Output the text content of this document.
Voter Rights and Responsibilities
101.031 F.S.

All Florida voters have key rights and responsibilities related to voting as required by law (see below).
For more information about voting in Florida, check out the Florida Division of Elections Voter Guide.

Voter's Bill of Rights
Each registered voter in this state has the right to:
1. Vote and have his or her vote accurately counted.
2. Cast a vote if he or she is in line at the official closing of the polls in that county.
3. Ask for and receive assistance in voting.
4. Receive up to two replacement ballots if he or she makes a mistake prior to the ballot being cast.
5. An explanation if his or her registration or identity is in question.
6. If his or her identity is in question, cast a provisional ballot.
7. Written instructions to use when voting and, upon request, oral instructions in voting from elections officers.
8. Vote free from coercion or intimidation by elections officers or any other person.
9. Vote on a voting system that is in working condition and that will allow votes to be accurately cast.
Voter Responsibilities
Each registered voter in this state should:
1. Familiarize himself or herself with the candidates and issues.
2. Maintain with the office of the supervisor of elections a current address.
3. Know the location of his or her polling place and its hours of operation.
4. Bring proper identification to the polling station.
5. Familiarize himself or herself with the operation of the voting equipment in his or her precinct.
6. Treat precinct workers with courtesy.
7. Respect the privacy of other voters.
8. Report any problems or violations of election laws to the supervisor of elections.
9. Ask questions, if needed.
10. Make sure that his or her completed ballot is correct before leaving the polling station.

* * *

WHAT YOU ARE ASKED TO DO.
Write out every line of the records exactly.

EXERCISE RESULT.
Output the text content of this document.
Voter Rights and Responsibilities
101.031 F.S.

All Florida voters have key rights and responsibilities related to voting as required by law (see below).
For more information about voting in Florida, check out the Florida Division of Elections Voter Guide.

Voter's Bill of Rights
Each registered voter in this state has the right to:
1. Vote and have his or her vote accurately counted.
2. Cast a vote if he or she is in line at the official closing of the polls in that county.
3. Ask for and receive assistance in voting.
4. Receive up to two replacement ballots if he or she makes a mistake prior to the ballot being cast.
5. An explanation if his or her registration or identity is in question.
6. If his or her identity is in question, cast a provisional ballot.
7. Written instructions to use when voting and, upon request, oral instructions in voting from elections officers.
8. Vote free from coercion or intimidation by elections officers or any other person.
9. Vote on a voting system that is in working condition and that will allow votes to be accurately cast.
Voter Responsibilities
Each registered voter in this state should:
1. Familiarize himself or herself with the candidates and issues.
2. Maintain with the office of the supervisor of elections a current address.
3. Know the location of his or her polling place and its hours of operation.
4. Bring proper identification to the polling station.
5. Familiarize himself or herself with the operation of the voting equipment in his or her precinct.
6. Treat precinct workers with courtesy.
7. Respect the privacy of other voters.
8. Report any problems or violations of election laws to the supervisor of elections.
9. Ask questions, if needed.
10. Make sure that his or her completed ballot is correct before leaving the polling station.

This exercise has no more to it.